### Exercise brief
Take the listing and print it in full, exactly as given.

### The records

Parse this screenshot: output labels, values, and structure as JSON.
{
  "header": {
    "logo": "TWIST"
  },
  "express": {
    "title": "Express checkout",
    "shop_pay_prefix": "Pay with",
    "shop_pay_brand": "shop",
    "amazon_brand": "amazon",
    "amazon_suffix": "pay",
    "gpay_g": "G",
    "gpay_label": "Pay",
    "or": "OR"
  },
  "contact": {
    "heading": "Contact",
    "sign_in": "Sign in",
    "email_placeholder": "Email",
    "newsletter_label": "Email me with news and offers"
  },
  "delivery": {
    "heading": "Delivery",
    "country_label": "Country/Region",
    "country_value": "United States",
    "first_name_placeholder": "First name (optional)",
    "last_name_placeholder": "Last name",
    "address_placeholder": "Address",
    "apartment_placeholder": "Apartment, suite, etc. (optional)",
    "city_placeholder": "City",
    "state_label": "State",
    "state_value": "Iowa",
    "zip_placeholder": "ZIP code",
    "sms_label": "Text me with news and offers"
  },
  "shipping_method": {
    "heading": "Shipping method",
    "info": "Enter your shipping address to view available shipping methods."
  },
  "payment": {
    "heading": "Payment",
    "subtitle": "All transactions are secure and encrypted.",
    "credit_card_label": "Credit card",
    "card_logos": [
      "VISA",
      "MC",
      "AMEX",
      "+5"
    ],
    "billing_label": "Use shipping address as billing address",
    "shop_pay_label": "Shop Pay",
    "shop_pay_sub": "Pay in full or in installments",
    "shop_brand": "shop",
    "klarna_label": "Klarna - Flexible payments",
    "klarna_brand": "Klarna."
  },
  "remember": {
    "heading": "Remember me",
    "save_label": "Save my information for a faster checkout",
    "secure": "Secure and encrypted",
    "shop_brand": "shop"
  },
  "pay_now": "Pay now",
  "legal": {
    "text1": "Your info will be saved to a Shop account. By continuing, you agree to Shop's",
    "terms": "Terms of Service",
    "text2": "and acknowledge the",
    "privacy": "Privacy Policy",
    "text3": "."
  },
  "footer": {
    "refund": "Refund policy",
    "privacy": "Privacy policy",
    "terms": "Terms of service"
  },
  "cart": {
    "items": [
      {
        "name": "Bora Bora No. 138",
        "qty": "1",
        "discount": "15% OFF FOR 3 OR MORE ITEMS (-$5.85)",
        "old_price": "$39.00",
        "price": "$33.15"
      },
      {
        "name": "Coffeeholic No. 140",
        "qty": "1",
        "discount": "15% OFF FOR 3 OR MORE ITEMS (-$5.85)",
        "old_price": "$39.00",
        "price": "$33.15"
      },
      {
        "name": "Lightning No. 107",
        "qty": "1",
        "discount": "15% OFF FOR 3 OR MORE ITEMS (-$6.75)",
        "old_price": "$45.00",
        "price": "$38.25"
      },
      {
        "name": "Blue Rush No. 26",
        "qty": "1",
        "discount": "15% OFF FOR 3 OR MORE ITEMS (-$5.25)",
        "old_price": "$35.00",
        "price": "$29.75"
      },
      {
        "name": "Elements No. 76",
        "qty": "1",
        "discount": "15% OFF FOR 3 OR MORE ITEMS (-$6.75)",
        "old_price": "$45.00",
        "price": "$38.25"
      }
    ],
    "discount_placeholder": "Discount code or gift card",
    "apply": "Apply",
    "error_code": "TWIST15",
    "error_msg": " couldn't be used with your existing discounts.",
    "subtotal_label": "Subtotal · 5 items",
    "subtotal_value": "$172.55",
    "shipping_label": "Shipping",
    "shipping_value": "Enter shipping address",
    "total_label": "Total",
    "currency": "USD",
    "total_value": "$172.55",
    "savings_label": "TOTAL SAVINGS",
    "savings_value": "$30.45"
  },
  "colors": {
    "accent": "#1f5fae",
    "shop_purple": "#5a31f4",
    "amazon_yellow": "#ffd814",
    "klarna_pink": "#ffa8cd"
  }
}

### Answer to this task
Parse this screenshot: output labels, values, and structure as JSON.
{
  "header": {
    "logo": "TWIST"
  },
  "express": {
    "title": "Express checkout",
    "shop_pay_prefix": "Pay with",
    "shop_pay_brand": "shop",
    "amazon_brand": "amazon",
    "amazon_suffix": "pay",
    "gpay_g": "G",
    "gpay_label": "Pay",
    "or": "OR"
  },
  "contact": {
    "heading": "Contact",
    "sign_in": "Sign in",
    "email_placeholder": "Email",
    "newsletter_label": "Email me with news and offers"
  },
  "delivery": {
    "heading": "Delivery",
    "country_label": "Country/Region",
    "country_value": "United States",
    "first_name_placeholder": "First name (optional)",
    "last_name_placeholder": "Last name",
    "address_placeholder": "Address",
    "apartment_placeholder": "Apartment, suite, etc. (optional)",
    "city_placeholder": "City",
    "state_label": "State",
    "state_value": "Iowa",
    "zip_placeholder": "ZIP code",
    "sms_label": "Text me with news and offers"
  },
  "shipping_method": {
    "heading": "Shipping method",
    "info": "Enter your shipping address to view available shipping methods."
  },
  "payment": {
    "heading": "Payment",
    "subtitle": "All transactions are secure and encrypted.",
    "credit_card_label": "Credit card",
    "card_logos": [
      "VISA",
      "MC",
      "AMEX",
      "+5"
    ],
    "billing_label": "Use shipping address as billing address",
    "shop_pay_label": "Shop Pay",
    "shop_pay_sub": "Pay in full or in installments",
    "shop_brand": "shop",
    "klarna_label": "Klarna - Flexible payments",
    "klarna_brand": "Klarna."
  },
  "remember": {
    "heading": "Remember me",
    "save_label": "Save my information for a faster checkout",
    "secure": "Secure and encrypted",
    "shop_brand": "shop"
  },
  "pay_now": "Pay now",
  "legal": {
    "text1": "Your info will be saved to a Shop account. By continuing, you agree to Shop's",
    "terms": "Terms of Service",
    "text2": "and acknowledge the",
    "privacy": "Privacy Policy",
    "text3": "."
  },
  "footer": {
    "refund": "Refund policy",
    "privacy": "Privacy policy",
    "terms": "Terms of service"
  },
  "cart": {
    "items": [
      {
        "name": "Bora Bora No. 138",
        "qty": "1",
        "discount": "15% OFF FOR 3 OR MORE ITEMS (-$5.85)",
        "old_price": "$39.00",
        "price": "$33.15"
      },
      {
        "name": "Coffeeholic No. 140",
        "qty": "1",
        "discount": "15% OFF FOR 3 OR MORE ITEMS (-$5.85)",
        "old_price": "$39.00",
        "price": "$33.15"
      },
      {
        "name": "Lightning No. 107",
        "qty": "1",
        "discount": "15% OFF FOR 3 OR MORE ITEMS (-$6.75)",
        "old_price": "$45.00",
        "price": "$38.25"
      },
      {
        "name": "Blue Rush No. 26",
        "qty": "1",
        "discount": "15% OFF FOR 3 OR MORE ITEMS (-$5.25)",
        "old_price": "$35.00",
        "price": "$29.75"
      },
      {
        "name": "Elements No. 76",
        "qty": "1",
        "discount": "15% OFF FOR 3 OR MORE ITEMS (-$6.75)",
        "old_price": "$45.00",
        "price": "$38.25"
      }
    ],
    "discount_placeholder": "Discount code or gift card",
    "apply": "Apply",
    "error_code": "TWIST15",
    "error_msg": " couldn't be used with your existing discounts.",
    "subtotal_label": "Subtotal · 5 items",
    "subtotal_value": "$172.55",
    "shipping_label": "Shipping",
    "shipping_value": "Enter shipping address",
    "total_label": "Total",
    "currency": "USD",
    "total_value": "$172.55",
    "savings_label": "TOTAL SAVINGS",
    "savings_value": "$30.45"
  },
  "colors": {
    "accent": "#1f5fae",
    "shop_purple": "#5a31f4",
    "amazon_yellow": "#ffd814",
    "klarna_pink": "#ffa8cd"
  }
}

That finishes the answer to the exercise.